┌──
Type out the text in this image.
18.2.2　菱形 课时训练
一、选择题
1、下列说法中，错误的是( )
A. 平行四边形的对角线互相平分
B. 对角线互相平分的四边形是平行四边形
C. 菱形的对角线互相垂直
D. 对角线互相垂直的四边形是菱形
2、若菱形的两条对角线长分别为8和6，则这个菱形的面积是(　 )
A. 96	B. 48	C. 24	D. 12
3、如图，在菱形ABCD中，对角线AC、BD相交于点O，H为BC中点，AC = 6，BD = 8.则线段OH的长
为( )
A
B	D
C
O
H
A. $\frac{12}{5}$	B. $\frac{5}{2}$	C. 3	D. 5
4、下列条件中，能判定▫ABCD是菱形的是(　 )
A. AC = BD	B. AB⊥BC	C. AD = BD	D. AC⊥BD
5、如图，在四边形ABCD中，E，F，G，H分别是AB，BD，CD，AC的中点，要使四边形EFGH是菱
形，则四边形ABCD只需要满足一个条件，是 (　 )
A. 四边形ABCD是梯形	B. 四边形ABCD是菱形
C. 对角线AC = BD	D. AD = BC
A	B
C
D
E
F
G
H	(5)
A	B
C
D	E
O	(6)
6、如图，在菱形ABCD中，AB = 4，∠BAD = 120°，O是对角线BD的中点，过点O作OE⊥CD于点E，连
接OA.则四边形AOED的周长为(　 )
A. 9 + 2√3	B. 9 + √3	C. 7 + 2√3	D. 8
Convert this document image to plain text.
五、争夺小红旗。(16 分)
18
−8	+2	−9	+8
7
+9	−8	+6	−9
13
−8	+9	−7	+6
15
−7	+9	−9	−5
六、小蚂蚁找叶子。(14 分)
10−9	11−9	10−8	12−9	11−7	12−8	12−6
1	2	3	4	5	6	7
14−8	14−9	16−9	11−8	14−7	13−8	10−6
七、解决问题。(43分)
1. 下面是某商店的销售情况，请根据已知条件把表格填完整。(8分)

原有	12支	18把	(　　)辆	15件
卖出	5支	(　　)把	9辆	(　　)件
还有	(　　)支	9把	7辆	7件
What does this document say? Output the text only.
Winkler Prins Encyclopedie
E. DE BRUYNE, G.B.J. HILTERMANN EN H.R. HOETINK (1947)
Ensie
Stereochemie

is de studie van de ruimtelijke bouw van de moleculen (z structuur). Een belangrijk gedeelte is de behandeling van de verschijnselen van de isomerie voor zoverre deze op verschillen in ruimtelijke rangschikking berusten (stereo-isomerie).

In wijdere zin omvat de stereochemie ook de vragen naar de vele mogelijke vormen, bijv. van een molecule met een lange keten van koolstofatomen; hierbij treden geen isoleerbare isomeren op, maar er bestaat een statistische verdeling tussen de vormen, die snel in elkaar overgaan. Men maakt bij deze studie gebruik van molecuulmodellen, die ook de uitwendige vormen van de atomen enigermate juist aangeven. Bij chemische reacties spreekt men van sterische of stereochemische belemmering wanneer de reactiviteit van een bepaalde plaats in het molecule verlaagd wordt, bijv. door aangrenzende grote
└──
The task
Reproduce nothing but the lines from the line containing "What does this" to the last line of the data, each exactly as written.

Exercise response
What does this document say? Output the text only.
Winkler Prins Encyclopedie
E. DE BRUYNE, G.B.J. HILTERMANN EN H.R. HOETINK (1947)
Ensie
Stereochemie

is de studie van de ruimtelijke bouw van de moleculen (z structuur). Een belangrijk gedeelte is de behandeling van de verschijnselen van de isomerie voor zoverre deze op verschillen in ruimtelijke rangschikking berusten (stereo-isomerie).

In wijdere zin omvat de stereochemie ook de vragen naar de vele mogelijke vormen, bijv. van een molecule met een lange keten van koolstofatomen; hierbij treden geen isoleerbare isomeren op, maar er bestaat een statistische verdeling tussen de vormen, die snel in elkaar overgaan. Men maakt bij deze studie gebruik van molecuulmodellen, die ook de uitwendige vormen van de atomen enigermate juist aangeven. Bij chemische reacties spreekt men van sterische of stereochemische belemmering wanneer de reactiviteit van een bepaalde plaats in het molecule verlaagd wordt, bijv. door aangrenzende grote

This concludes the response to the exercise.